"""

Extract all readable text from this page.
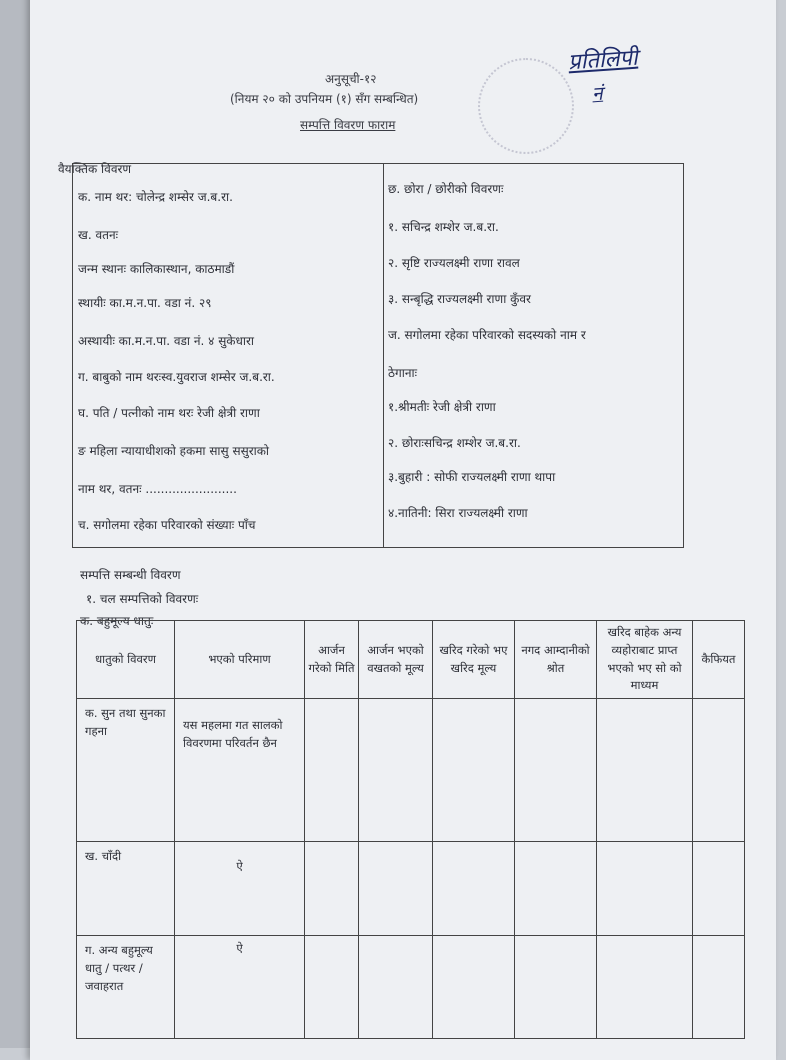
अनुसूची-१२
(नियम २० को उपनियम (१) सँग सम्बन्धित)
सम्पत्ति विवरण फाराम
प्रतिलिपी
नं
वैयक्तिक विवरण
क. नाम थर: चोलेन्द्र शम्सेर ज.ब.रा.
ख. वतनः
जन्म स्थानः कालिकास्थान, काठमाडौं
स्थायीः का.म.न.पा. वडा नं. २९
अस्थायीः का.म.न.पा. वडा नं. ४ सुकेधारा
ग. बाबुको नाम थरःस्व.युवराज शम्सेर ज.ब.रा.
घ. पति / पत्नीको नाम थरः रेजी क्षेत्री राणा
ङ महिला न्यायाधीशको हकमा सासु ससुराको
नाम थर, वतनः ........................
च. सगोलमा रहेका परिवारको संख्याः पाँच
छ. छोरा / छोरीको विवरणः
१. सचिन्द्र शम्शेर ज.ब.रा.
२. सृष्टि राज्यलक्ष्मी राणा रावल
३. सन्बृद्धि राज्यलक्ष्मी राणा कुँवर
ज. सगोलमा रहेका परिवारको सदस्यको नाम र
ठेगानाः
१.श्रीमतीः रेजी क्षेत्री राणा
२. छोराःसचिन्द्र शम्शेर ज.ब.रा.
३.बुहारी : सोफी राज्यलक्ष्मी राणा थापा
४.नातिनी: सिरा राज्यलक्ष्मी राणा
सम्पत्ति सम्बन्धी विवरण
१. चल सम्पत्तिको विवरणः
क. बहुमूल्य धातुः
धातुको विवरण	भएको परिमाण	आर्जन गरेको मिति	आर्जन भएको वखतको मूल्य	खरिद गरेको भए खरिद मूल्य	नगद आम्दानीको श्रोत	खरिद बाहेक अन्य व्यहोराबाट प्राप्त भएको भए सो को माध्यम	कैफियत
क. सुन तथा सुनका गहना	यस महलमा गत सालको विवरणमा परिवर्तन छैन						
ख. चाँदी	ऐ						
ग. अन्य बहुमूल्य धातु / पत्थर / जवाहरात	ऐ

"""
"""

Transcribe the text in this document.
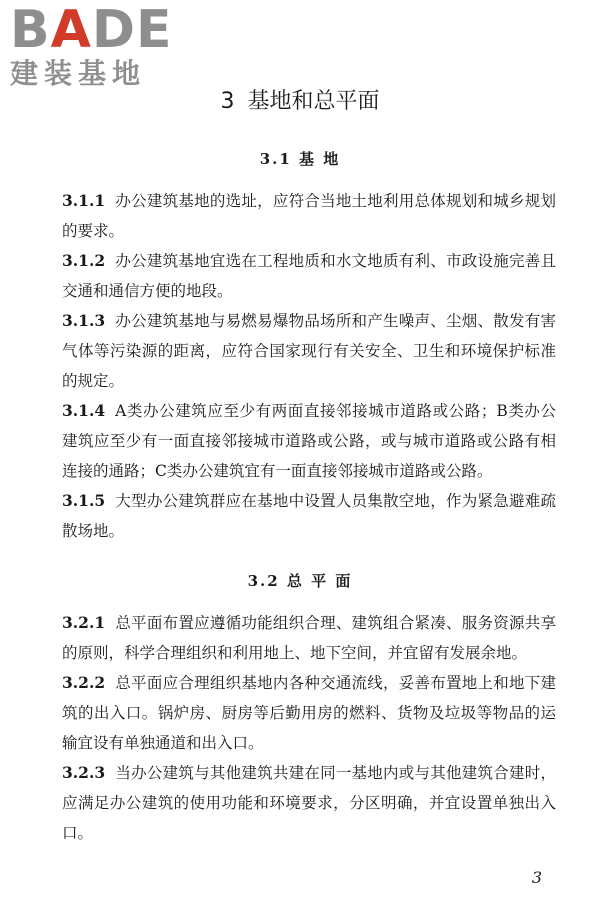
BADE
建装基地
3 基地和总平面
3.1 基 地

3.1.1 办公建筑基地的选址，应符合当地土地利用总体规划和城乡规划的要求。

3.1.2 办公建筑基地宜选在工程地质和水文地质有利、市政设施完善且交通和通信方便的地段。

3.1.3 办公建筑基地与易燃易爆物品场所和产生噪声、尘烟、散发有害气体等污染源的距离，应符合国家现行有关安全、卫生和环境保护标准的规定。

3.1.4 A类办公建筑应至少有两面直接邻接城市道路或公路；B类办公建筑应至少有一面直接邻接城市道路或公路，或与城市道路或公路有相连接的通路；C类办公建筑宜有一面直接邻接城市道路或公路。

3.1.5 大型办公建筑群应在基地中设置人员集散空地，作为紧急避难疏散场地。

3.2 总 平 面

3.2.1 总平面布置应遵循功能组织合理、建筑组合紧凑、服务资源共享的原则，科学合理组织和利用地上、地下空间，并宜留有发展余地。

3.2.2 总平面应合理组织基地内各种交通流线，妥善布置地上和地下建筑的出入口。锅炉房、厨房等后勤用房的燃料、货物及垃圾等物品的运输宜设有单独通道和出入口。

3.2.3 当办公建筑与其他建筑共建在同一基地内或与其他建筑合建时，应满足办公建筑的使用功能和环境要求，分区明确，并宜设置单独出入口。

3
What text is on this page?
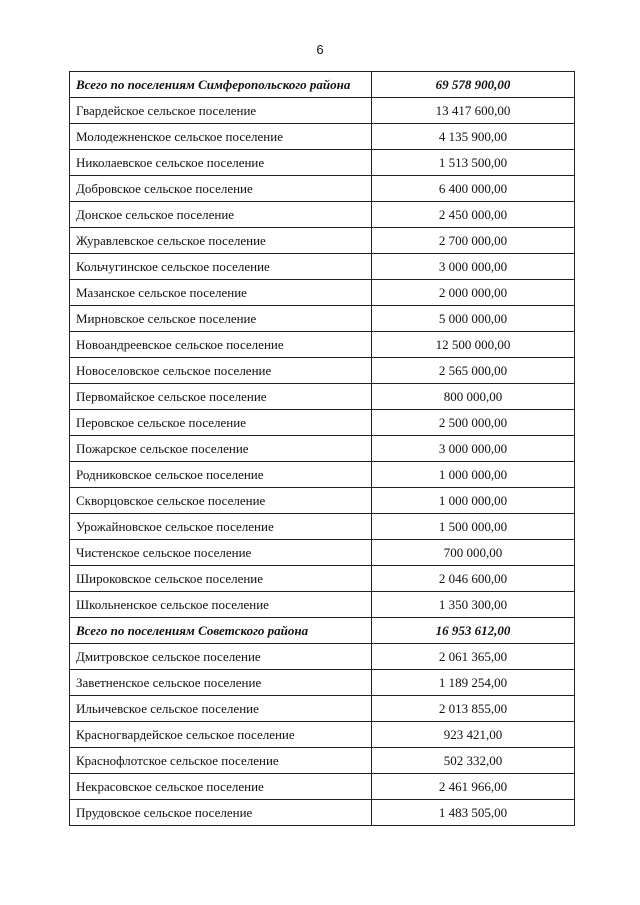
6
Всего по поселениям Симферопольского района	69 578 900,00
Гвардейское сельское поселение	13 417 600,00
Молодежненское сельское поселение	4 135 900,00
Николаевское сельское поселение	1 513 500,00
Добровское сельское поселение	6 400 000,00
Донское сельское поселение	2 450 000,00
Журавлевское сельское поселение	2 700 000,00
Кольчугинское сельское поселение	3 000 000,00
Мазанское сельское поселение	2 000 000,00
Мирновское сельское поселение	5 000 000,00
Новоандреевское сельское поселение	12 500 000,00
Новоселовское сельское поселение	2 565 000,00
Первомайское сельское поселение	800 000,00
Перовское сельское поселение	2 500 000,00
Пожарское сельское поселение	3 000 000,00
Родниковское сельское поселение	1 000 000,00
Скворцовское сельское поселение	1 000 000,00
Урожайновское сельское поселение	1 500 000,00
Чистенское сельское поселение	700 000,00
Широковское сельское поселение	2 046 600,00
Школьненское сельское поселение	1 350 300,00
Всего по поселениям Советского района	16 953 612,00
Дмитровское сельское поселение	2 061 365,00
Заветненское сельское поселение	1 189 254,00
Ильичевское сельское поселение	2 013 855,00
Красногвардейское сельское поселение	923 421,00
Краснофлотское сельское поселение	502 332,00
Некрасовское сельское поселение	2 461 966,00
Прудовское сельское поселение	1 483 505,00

"""

What to produce:
Only the count is needed: the number of lines in the data that include the word "района".

Task response:
2